# EXERCISE INSTRUCTIONS:
Identify the lines that contain the string "name" and copy all of them.

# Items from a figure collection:

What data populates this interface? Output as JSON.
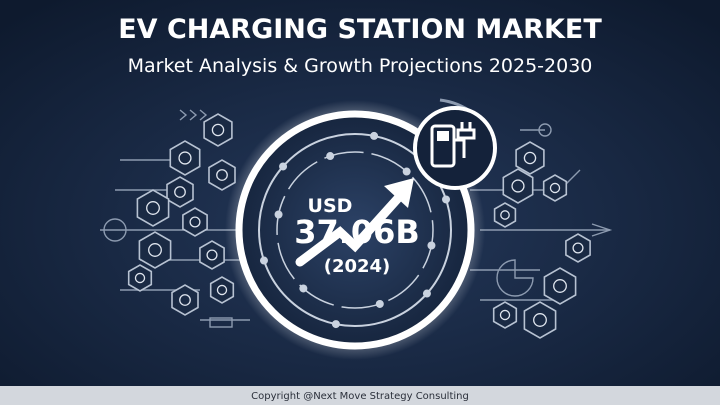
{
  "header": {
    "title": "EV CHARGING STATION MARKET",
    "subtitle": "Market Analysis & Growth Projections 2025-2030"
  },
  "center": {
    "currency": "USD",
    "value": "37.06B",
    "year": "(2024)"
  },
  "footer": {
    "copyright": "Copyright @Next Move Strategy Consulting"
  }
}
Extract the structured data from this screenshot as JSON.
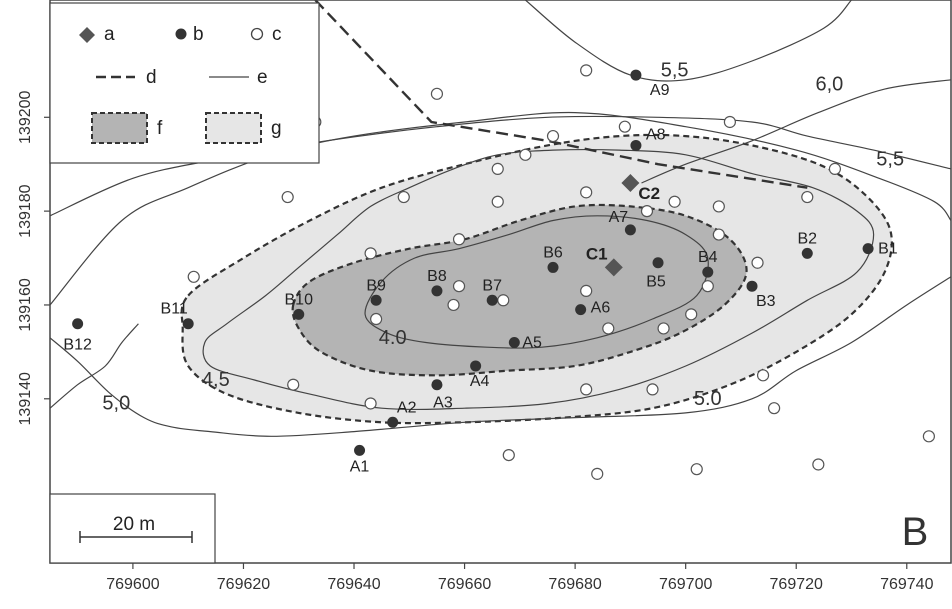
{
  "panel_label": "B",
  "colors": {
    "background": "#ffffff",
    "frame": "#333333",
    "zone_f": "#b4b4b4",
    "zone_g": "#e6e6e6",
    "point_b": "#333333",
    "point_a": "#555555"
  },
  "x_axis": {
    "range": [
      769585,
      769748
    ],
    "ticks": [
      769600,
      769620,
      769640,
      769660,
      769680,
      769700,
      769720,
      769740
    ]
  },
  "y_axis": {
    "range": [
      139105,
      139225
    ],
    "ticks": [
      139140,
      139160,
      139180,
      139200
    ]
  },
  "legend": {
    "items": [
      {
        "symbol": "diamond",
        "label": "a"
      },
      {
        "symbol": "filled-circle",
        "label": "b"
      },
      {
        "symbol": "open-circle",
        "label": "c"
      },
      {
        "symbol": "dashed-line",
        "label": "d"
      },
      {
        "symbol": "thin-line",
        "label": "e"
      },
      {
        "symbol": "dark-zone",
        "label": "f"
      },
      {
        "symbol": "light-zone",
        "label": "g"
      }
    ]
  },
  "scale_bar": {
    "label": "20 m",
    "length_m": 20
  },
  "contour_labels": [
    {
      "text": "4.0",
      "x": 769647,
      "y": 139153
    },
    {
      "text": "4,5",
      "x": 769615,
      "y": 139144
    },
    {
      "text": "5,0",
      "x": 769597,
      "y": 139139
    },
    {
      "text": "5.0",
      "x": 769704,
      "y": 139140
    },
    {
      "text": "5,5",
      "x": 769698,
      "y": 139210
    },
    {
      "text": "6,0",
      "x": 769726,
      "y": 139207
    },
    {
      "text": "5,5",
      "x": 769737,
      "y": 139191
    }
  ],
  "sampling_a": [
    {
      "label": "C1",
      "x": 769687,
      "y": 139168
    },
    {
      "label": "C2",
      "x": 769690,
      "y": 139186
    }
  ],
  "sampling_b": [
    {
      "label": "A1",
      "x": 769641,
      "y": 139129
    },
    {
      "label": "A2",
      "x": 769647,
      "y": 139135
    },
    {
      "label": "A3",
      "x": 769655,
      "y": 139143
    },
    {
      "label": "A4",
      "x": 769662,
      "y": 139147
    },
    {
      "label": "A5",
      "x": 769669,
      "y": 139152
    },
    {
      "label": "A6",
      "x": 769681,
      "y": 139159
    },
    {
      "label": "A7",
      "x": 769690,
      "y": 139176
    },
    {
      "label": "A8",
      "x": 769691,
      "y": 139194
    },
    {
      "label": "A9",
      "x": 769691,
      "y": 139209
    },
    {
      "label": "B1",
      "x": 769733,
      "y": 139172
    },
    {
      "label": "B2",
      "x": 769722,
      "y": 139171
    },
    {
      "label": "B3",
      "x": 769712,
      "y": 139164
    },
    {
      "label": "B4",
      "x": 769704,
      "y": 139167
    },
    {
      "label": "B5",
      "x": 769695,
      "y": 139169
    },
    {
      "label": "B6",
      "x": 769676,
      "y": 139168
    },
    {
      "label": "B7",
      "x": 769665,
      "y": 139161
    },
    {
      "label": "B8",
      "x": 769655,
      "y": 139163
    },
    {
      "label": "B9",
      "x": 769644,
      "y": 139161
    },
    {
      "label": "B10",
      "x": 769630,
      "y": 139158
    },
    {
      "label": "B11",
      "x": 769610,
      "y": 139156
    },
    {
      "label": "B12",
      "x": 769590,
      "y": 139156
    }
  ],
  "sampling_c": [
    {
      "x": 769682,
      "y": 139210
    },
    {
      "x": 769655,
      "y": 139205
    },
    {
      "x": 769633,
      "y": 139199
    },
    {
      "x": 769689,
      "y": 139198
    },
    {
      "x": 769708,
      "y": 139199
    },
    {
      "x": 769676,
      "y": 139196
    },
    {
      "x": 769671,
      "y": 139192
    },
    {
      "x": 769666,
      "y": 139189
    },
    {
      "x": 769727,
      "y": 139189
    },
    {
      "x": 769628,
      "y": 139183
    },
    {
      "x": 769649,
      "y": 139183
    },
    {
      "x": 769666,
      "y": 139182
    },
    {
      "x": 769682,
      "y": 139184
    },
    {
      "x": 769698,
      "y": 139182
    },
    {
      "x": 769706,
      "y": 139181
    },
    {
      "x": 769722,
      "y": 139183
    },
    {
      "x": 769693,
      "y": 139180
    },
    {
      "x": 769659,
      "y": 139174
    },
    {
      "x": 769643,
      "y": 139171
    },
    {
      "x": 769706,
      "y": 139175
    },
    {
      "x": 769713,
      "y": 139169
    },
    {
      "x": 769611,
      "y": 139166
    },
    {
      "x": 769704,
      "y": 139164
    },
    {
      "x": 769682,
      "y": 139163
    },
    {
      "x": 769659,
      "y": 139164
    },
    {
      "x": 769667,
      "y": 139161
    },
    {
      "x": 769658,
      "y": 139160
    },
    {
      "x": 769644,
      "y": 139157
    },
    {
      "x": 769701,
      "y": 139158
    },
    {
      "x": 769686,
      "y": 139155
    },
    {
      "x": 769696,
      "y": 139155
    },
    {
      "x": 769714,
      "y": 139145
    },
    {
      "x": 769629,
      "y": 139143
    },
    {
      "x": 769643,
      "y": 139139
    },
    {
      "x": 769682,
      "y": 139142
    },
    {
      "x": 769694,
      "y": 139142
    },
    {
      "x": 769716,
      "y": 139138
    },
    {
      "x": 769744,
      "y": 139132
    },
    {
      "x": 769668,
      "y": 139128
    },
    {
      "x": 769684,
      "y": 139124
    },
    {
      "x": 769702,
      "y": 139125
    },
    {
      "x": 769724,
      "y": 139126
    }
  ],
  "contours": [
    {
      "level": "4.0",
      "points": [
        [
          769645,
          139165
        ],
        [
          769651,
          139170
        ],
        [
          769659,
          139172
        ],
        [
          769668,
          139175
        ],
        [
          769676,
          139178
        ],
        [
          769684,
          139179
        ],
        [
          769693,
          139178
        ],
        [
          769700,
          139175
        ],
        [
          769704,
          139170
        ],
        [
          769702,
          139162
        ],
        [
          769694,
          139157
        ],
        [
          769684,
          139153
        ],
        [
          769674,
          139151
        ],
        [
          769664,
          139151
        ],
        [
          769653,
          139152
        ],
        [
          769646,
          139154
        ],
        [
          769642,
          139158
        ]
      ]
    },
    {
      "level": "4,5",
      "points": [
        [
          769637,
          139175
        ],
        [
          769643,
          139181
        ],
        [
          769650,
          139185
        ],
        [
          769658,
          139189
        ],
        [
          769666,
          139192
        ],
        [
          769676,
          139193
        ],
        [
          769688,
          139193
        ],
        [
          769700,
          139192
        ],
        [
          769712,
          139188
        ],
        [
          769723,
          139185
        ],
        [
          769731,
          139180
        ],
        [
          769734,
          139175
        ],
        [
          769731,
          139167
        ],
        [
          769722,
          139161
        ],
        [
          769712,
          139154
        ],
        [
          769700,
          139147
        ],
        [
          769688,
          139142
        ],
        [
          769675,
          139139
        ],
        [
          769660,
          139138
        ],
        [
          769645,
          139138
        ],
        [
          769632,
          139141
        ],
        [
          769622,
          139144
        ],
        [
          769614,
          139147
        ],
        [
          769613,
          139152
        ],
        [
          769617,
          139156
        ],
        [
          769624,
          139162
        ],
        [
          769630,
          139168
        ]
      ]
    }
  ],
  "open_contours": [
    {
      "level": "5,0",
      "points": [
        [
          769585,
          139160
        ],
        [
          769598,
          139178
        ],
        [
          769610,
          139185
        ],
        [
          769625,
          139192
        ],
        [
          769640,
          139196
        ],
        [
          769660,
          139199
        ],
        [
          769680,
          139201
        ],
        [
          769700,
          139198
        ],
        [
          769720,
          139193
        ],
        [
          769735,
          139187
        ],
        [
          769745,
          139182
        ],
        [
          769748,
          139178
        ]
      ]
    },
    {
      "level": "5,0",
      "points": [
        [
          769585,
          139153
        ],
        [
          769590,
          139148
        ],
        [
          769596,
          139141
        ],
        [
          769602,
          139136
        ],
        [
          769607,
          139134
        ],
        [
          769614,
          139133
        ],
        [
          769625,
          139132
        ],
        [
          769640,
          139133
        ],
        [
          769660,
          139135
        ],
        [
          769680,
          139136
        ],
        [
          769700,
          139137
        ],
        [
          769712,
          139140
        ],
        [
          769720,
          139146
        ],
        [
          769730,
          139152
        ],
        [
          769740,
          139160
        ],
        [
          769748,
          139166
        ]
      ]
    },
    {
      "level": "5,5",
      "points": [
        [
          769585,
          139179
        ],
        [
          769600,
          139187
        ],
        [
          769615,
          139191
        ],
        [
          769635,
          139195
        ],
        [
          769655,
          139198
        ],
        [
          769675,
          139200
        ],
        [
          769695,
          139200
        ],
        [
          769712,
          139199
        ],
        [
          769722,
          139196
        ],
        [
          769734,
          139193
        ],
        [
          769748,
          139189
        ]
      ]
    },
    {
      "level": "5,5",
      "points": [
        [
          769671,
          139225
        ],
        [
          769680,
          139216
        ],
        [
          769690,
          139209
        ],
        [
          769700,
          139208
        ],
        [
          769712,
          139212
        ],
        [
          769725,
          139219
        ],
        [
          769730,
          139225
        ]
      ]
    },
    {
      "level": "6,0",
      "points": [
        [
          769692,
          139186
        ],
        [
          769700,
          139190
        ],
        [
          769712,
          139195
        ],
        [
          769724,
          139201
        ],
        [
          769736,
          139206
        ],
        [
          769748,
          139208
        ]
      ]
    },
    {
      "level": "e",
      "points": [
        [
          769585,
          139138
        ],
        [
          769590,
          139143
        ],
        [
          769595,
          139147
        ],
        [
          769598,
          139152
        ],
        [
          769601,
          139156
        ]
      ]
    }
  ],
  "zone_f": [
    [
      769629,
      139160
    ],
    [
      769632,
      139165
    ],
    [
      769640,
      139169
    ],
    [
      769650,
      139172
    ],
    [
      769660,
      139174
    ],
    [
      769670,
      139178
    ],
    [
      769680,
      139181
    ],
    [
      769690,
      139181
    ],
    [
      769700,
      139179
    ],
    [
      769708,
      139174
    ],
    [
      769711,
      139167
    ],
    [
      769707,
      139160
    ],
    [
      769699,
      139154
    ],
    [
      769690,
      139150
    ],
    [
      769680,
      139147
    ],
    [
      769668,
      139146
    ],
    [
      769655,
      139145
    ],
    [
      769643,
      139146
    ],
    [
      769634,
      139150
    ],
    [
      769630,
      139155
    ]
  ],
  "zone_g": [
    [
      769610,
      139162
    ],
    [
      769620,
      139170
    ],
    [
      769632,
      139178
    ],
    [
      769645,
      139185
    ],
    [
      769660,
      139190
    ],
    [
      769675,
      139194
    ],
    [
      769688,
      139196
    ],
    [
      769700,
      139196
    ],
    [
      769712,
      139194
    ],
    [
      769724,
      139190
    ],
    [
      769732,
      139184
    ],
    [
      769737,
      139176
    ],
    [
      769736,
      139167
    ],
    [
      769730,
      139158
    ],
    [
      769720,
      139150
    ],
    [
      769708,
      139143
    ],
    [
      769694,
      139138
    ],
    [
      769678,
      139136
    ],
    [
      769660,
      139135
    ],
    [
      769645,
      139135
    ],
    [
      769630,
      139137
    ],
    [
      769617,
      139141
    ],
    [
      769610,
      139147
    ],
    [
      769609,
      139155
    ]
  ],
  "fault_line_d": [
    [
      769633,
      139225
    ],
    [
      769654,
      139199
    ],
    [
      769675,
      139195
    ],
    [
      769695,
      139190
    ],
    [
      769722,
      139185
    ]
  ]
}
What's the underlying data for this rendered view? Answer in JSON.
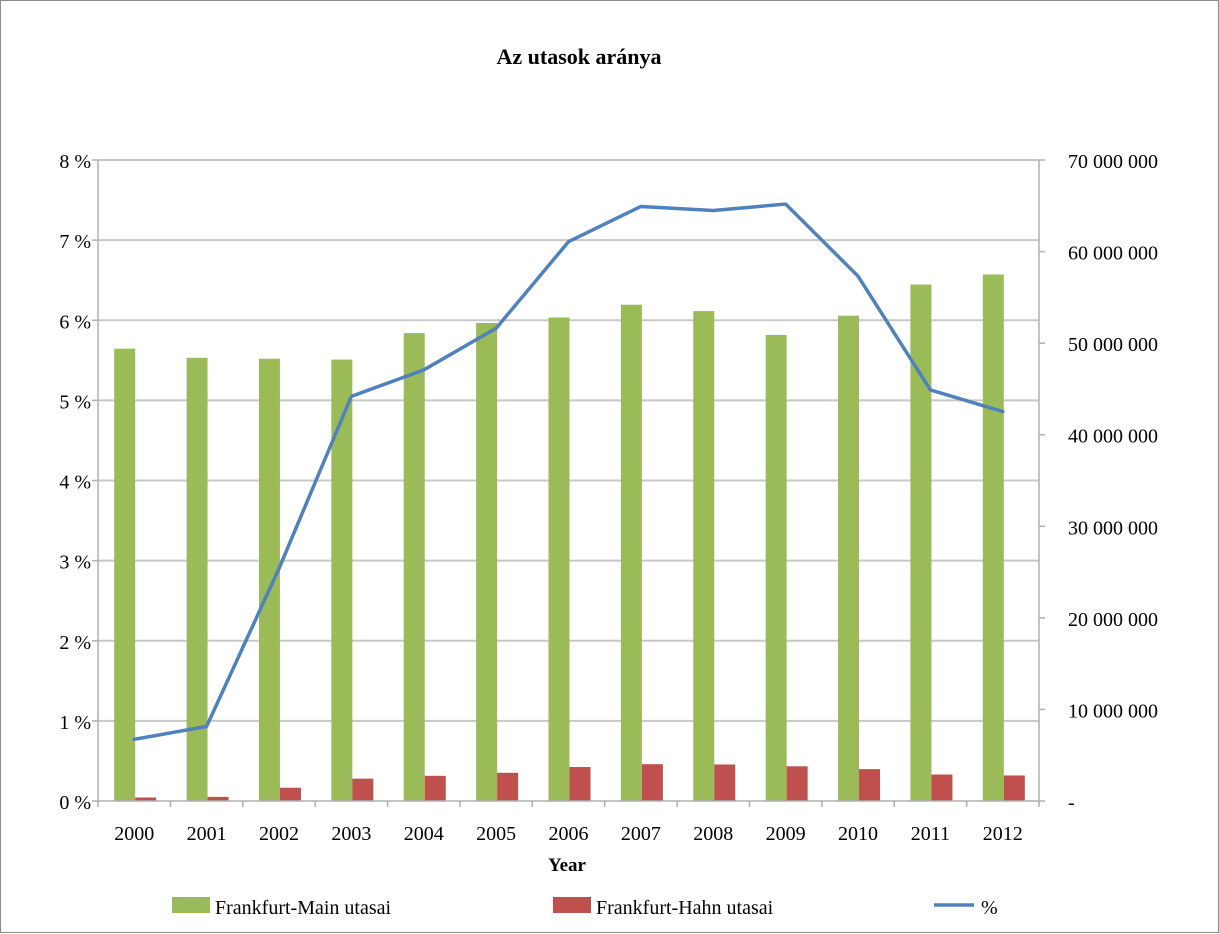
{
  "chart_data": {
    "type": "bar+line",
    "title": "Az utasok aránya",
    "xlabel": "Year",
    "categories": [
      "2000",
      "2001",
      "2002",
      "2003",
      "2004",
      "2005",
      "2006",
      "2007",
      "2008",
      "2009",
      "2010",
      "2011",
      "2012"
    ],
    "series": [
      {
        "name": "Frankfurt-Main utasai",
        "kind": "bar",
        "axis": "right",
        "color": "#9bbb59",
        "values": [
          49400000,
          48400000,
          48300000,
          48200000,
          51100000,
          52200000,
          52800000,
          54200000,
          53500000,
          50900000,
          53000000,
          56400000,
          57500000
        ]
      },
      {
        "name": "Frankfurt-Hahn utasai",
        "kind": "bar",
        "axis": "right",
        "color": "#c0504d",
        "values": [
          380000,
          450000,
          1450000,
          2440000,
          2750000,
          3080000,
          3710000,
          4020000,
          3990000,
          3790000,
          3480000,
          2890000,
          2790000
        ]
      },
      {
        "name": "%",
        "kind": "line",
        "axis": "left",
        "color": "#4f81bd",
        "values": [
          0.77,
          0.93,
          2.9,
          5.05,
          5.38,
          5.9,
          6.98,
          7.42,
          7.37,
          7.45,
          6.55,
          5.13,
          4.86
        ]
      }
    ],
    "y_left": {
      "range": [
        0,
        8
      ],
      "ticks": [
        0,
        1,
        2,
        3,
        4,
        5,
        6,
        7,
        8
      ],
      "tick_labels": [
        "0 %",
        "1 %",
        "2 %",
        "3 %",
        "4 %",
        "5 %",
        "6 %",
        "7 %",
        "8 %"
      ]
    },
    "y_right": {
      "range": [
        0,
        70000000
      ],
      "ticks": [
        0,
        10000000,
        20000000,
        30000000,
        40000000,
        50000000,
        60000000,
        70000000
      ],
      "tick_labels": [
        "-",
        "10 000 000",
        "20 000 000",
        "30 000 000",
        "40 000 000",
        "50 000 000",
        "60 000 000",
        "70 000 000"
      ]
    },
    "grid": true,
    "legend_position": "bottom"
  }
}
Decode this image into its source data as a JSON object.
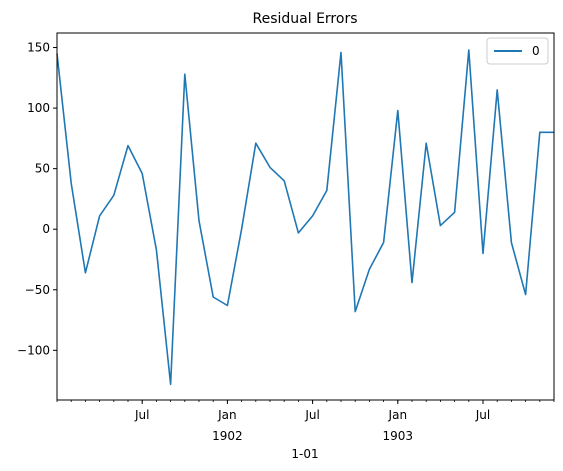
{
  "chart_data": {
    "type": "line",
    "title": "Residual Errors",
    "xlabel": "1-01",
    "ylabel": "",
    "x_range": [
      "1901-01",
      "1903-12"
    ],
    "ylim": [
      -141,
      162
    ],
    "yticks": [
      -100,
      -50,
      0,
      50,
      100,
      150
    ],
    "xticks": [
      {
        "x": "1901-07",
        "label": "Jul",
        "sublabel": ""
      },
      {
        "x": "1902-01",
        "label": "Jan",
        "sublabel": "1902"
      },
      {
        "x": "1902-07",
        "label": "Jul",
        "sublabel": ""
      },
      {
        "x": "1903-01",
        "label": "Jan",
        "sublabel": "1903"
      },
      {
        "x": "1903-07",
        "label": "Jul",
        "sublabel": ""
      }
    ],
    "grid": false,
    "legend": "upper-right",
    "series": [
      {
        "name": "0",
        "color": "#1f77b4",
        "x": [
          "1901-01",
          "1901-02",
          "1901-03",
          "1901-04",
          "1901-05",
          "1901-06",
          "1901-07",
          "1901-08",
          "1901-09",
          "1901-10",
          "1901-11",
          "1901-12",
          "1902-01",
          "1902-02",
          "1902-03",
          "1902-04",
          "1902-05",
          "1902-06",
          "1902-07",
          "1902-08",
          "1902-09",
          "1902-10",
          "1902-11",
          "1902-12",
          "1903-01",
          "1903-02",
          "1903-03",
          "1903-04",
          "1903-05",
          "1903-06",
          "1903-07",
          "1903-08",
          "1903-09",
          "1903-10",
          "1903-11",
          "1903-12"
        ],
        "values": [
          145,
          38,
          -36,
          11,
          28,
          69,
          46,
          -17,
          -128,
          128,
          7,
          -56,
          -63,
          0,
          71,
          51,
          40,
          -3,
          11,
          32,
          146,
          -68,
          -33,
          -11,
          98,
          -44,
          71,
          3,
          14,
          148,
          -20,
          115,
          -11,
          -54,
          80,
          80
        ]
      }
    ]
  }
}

# EXERCISE RESULT:
        "name": "Frankfurt-Main utasai",
        "name": "Frankfurt-Hahn utasai",
        "name": "%",
        "name": "0",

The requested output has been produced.